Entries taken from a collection
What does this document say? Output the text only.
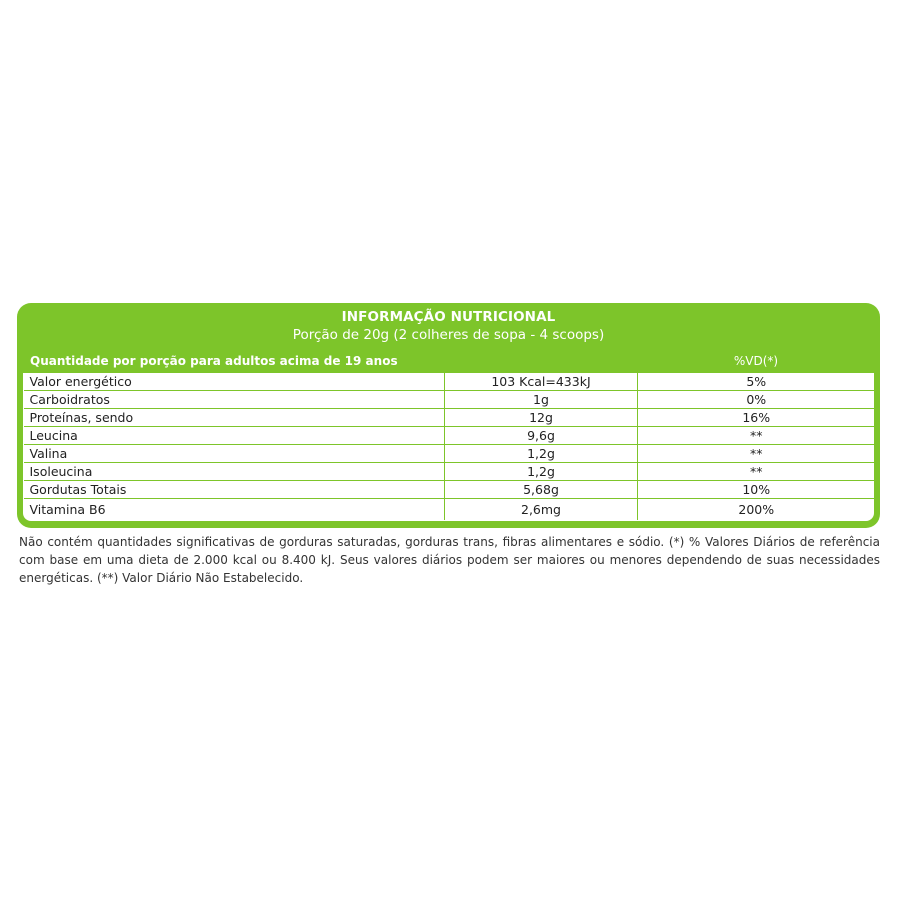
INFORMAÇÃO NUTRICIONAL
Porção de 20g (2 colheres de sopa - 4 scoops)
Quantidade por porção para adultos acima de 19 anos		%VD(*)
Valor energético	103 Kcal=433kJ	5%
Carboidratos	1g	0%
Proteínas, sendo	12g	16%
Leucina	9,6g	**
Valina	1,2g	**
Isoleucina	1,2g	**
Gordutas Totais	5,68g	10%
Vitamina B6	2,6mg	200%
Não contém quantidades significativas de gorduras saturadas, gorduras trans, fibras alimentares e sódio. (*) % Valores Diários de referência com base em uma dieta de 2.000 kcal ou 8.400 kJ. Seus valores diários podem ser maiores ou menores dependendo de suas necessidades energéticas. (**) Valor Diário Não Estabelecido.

§ **Exercise prompt**
Your task is to retype all the entries exactly and leave out any pictures.

§ **Task response**
What does this document say? Output the text only.
INFORMAÇÃO NUTRICIONAL
Porção de 20g (2 colheres de sopa - 4 scoops)
Quantidade por porção para adultos acima de 19 anos		%VD(*)
Valor energético	103 Kcal=433kJ	5%
Carboidratos	1g	0%
Proteínas, sendo	12g	16%
Leucina	9,6g	**
Valina	1,2g	**
Isoleucina	1,2g	**
Gordutas Totais	5,68g	10%
Vitamina B6	2,6mg	200%
Não contém quantidades significativas de gorduras saturadas, gorduras trans, fibras alimentares e sódio. (*) % Valores Diários de referência com base em uma dieta de 2.000 kcal ou 8.400 kJ. Seus valores diários podem ser maiores ou menores dependendo de suas necessidades energéticas. (**) Valor Diário Não Estabelecido.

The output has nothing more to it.